What is being asked - Identify every line in the records below that contains the word "latent", and reproduce each one.

■ ■ ■ ■ ■

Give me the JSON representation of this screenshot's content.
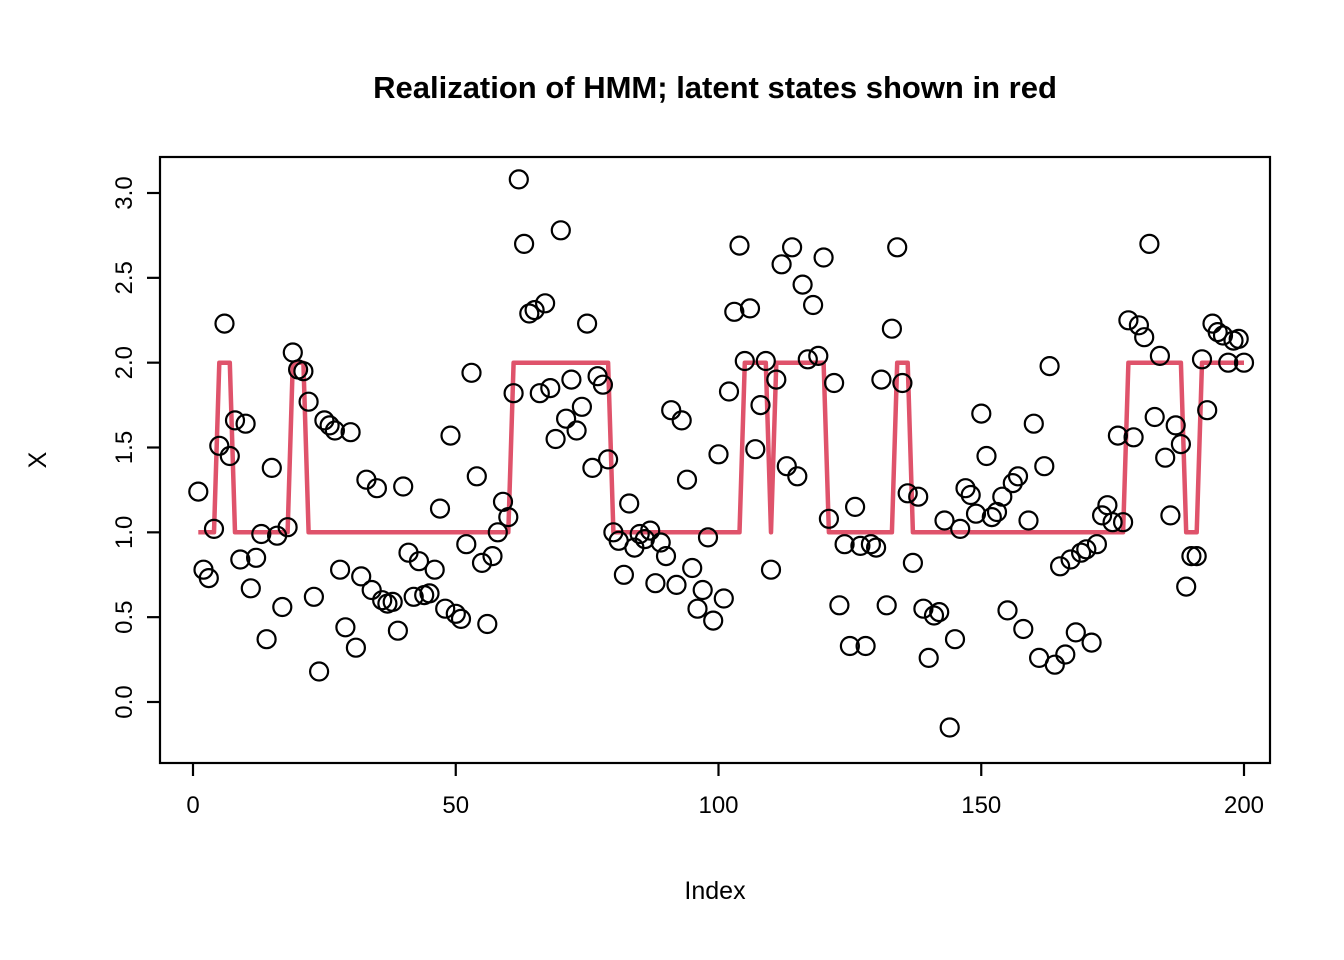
{
  "chart_data": {
    "type": "scatter",
    "title": "Realization of HMM; latent states shown in red",
    "xlabel": "Index",
    "ylabel": "X",
    "x_ticks": [
      0,
      50,
      100,
      150,
      200
    ],
    "y_ticks": [
      "0.0",
      "0.5",
      "1.0",
      "1.5",
      "2.0",
      "2.5",
      "3.0"
    ],
    "xlim": [
      -7,
      205
    ],
    "ylim": [
      -0.36,
      3.2
    ],
    "grid": "off",
    "legend": "none",
    "marker_color": "#000000",
    "state_line_color": "#DF536B",
    "series": [
      {
        "name": "observations",
        "type": "scatter",
        "marker": "open-circle",
        "points": [
          [
            1,
            1.24
          ],
          [
            2,
            0.78
          ],
          [
            3,
            0.73
          ],
          [
            4,
            1.02
          ],
          [
            5,
            1.51
          ],
          [
            6,
            2.23
          ],
          [
            7,
            1.45
          ],
          [
            8,
            1.66
          ],
          [
            9,
            0.84
          ],
          [
            10,
            1.64
          ],
          [
            11,
            0.67
          ],
          [
            12,
            0.85
          ],
          [
            13,
            0.99
          ],
          [
            14,
            0.37
          ],
          [
            15,
            1.38
          ],
          [
            16,
            0.98
          ],
          [
            17,
            0.56
          ],
          [
            18,
            1.03
          ],
          [
            19,
            2.06
          ],
          [
            20,
            1.96
          ],
          [
            21,
            1.95
          ],
          [
            22,
            1.77
          ],
          [
            23,
            0.62
          ],
          [
            24,
            0.18
          ],
          [
            25,
            1.66
          ],
          [
            26,
            1.63
          ],
          [
            27,
            1.6
          ],
          [
            28,
            0.78
          ],
          [
            29,
            0.44
          ],
          [
            30,
            1.59
          ],
          [
            31,
            0.32
          ],
          [
            32,
            0.74
          ],
          [
            33,
            1.31
          ],
          [
            34,
            0.66
          ],
          [
            35,
            1.26
          ],
          [
            36,
            0.6
          ],
          [
            37,
            0.58
          ],
          [
            38,
            0.59
          ],
          [
            39,
            0.42
          ],
          [
            40,
            1.27
          ],
          [
            41,
            0.88
          ],
          [
            42,
            0.62
          ],
          [
            43,
            0.83
          ],
          [
            44,
            0.63
          ],
          [
            45,
            0.64
          ],
          [
            46,
            0.78
          ],
          [
            47,
            1.14
          ],
          [
            48,
            0.55
          ],
          [
            49,
            1.57
          ],
          [
            50,
            0.52
          ],
          [
            51,
            0.49
          ],
          [
            52,
            0.93
          ],
          [
            53,
            1.94
          ],
          [
            54,
            1.33
          ],
          [
            55,
            0.82
          ],
          [
            56,
            0.46
          ],
          [
            57,
            0.86
          ],
          [
            58,
            1.0
          ],
          [
            59,
            1.18
          ],
          [
            60,
            1.09
          ],
          [
            61,
            1.82
          ],
          [
            62,
            3.08
          ],
          [
            63,
            2.7
          ],
          [
            64,
            2.29
          ],
          [
            65,
            2.31
          ],
          [
            66,
            1.82
          ],
          [
            67,
            2.35
          ],
          [
            68,
            1.85
          ],
          [
            69,
            1.55
          ],
          [
            70,
            2.78
          ],
          [
            71,
            1.67
          ],
          [
            72,
            1.9
          ],
          [
            73,
            1.6
          ],
          [
            74,
            1.74
          ],
          [
            75,
            2.23
          ],
          [
            76,
            1.38
          ],
          [
            77,
            1.92
          ],
          [
            78,
            1.87
          ],
          [
            79,
            1.43
          ],
          [
            80,
            1.0
          ],
          [
            81,
            0.95
          ],
          [
            82,
            0.75
          ],
          [
            83,
            1.17
          ],
          [
            84,
            0.91
          ],
          [
            85,
            0.99
          ],
          [
            86,
            0.96
          ],
          [
            87,
            1.01
          ],
          [
            88,
            0.7
          ],
          [
            89,
            0.94
          ],
          [
            90,
            0.86
          ],
          [
            91,
            1.72
          ],
          [
            92,
            0.69
          ],
          [
            93,
            1.66
          ],
          [
            94,
            1.31
          ],
          [
            95,
            0.79
          ],
          [
            96,
            0.55
          ],
          [
            97,
            0.66
          ],
          [
            98,
            0.97
          ],
          [
            99,
            0.48
          ],
          [
            100,
            1.46
          ],
          [
            101,
            0.61
          ],
          [
            102,
            1.83
          ],
          [
            103,
            2.3
          ],
          [
            104,
            2.69
          ],
          [
            105,
            2.01
          ],
          [
            106,
            2.32
          ],
          [
            107,
            1.49
          ],
          [
            108,
            1.75
          ],
          [
            109,
            2.01
          ],
          [
            110,
            0.78
          ],
          [
            111,
            1.9
          ],
          [
            112,
            2.58
          ],
          [
            113,
            1.39
          ],
          [
            114,
            2.68
          ],
          [
            115,
            1.33
          ],
          [
            116,
            2.46
          ],
          [
            117,
            2.02
          ],
          [
            118,
            2.34
          ],
          [
            119,
            2.04
          ],
          [
            120,
            2.62
          ],
          [
            121,
            1.08
          ],
          [
            122,
            1.88
          ],
          [
            123,
            0.57
          ],
          [
            124,
            0.93
          ],
          [
            125,
            0.33
          ],
          [
            126,
            1.15
          ],
          [
            127,
            0.92
          ],
          [
            128,
            0.33
          ],
          [
            129,
            0.93
          ],
          [
            130,
            0.91
          ],
          [
            131,
            1.9
          ],
          [
            132,
            0.57
          ],
          [
            133,
            2.2
          ],
          [
            134,
            2.68
          ],
          [
            135,
            1.88
          ],
          [
            136,
            1.23
          ],
          [
            137,
            0.82
          ],
          [
            138,
            1.21
          ],
          [
            139,
            0.55
          ],
          [
            140,
            0.26
          ],
          [
            141,
            0.51
          ],
          [
            142,
            0.53
          ],
          [
            143,
            1.07
          ],
          [
            144,
            -0.15
          ],
          [
            145,
            0.37
          ],
          [
            146,
            1.02
          ],
          [
            147,
            1.26
          ],
          [
            148,
            1.22
          ],
          [
            149,
            1.11
          ],
          [
            150,
            1.7
          ],
          [
            151,
            1.45
          ],
          [
            152,
            1.09
          ],
          [
            153,
            1.12
          ],
          [
            154,
            1.21
          ],
          [
            155,
            0.54
          ],
          [
            156,
            1.29
          ],
          [
            157,
            1.33
          ],
          [
            158,
            0.43
          ],
          [
            159,
            1.07
          ],
          [
            160,
            1.64
          ],
          [
            161,
            0.26
          ],
          [
            162,
            1.39
          ],
          [
            163,
            1.98
          ],
          [
            164,
            0.22
          ],
          [
            165,
            0.8
          ],
          [
            166,
            0.28
          ],
          [
            167,
            0.84
          ],
          [
            168,
            0.41
          ],
          [
            169,
            0.88
          ],
          [
            170,
            0.9
          ],
          [
            171,
            0.35
          ],
          [
            172,
            0.93
          ],
          [
            173,
            1.1
          ],
          [
            174,
            1.16
          ],
          [
            175,
            1.06
          ],
          [
            176,
            1.57
          ],
          [
            177,
            1.06
          ],
          [
            178,
            2.25
          ],
          [
            179,
            1.56
          ],
          [
            180,
            2.22
          ],
          [
            181,
            2.15
          ],
          [
            182,
            2.7
          ],
          [
            183,
            1.68
          ],
          [
            184,
            2.04
          ],
          [
            185,
            1.44
          ],
          [
            186,
            1.1
          ],
          [
            187,
            1.63
          ],
          [
            188,
            1.52
          ],
          [
            189,
            0.68
          ],
          [
            190,
            0.86
          ],
          [
            191,
            0.86
          ],
          [
            192,
            2.02
          ],
          [
            193,
            1.72
          ],
          [
            194,
            2.23
          ],
          [
            195,
            2.18
          ],
          [
            196,
            2.16
          ],
          [
            197,
            2.0
          ],
          [
            198,
            2.13
          ],
          [
            199,
            2.14
          ],
          [
            200,
            2.0
          ]
        ]
      },
      {
        "name": "latent states",
        "type": "step-line",
        "state_segments": [
          [
            1,
            4,
            1
          ],
          [
            5,
            7,
            2
          ],
          [
            8,
            18,
            1
          ],
          [
            19,
            21,
            2
          ],
          [
            22,
            60,
            1
          ],
          [
            61,
            79,
            2
          ],
          [
            80,
            104,
            1
          ],
          [
            105,
            109,
            2
          ],
          [
            110,
            110,
            1
          ],
          [
            111,
            120,
            2
          ],
          [
            121,
            133,
            1
          ],
          [
            134,
            136,
            2
          ],
          [
            137,
            177,
            1
          ],
          [
            178,
            188,
            2
          ],
          [
            189,
            191,
            1
          ],
          [
            192,
            200,
            2
          ]
        ]
      }
    ]
  }
}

■ ■ ■ ■ ■

Solution for this exercise -
    "title": "Realization of HMM; latent states shown in red",
        "name": "latent states",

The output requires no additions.